* **Short exercise**: Gather up every line from the entries below that uses the word "Show".

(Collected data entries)
Begin

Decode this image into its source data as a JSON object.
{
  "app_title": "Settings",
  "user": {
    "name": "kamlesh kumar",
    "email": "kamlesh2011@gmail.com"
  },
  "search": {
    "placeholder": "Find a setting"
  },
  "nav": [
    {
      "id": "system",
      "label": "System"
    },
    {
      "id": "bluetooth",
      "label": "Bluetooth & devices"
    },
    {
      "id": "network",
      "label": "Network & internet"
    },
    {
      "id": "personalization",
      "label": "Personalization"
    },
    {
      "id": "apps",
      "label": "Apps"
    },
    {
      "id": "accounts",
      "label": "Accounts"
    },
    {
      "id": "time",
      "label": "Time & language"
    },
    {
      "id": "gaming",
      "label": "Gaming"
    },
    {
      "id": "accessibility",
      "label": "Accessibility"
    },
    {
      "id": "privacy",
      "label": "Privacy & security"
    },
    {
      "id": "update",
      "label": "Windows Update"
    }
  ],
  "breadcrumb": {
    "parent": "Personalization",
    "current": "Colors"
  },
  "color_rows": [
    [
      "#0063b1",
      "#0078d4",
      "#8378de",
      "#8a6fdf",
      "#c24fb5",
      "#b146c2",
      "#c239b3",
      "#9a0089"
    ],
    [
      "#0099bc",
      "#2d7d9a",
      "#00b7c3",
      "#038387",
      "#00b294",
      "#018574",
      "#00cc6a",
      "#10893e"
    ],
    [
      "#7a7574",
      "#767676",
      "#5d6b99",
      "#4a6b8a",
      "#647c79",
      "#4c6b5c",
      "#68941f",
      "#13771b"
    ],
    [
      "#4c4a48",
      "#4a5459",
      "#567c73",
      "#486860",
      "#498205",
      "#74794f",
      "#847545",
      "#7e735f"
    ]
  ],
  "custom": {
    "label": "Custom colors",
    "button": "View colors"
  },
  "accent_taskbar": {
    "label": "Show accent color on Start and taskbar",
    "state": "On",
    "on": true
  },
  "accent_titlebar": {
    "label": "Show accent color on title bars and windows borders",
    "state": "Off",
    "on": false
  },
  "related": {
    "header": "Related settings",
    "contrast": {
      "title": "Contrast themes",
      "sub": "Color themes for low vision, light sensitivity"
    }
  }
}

End

* **Output of the task**:
    "label": "Show accent color on Start and taskbar",
    "label": "Show accent color on title bars and windows borders",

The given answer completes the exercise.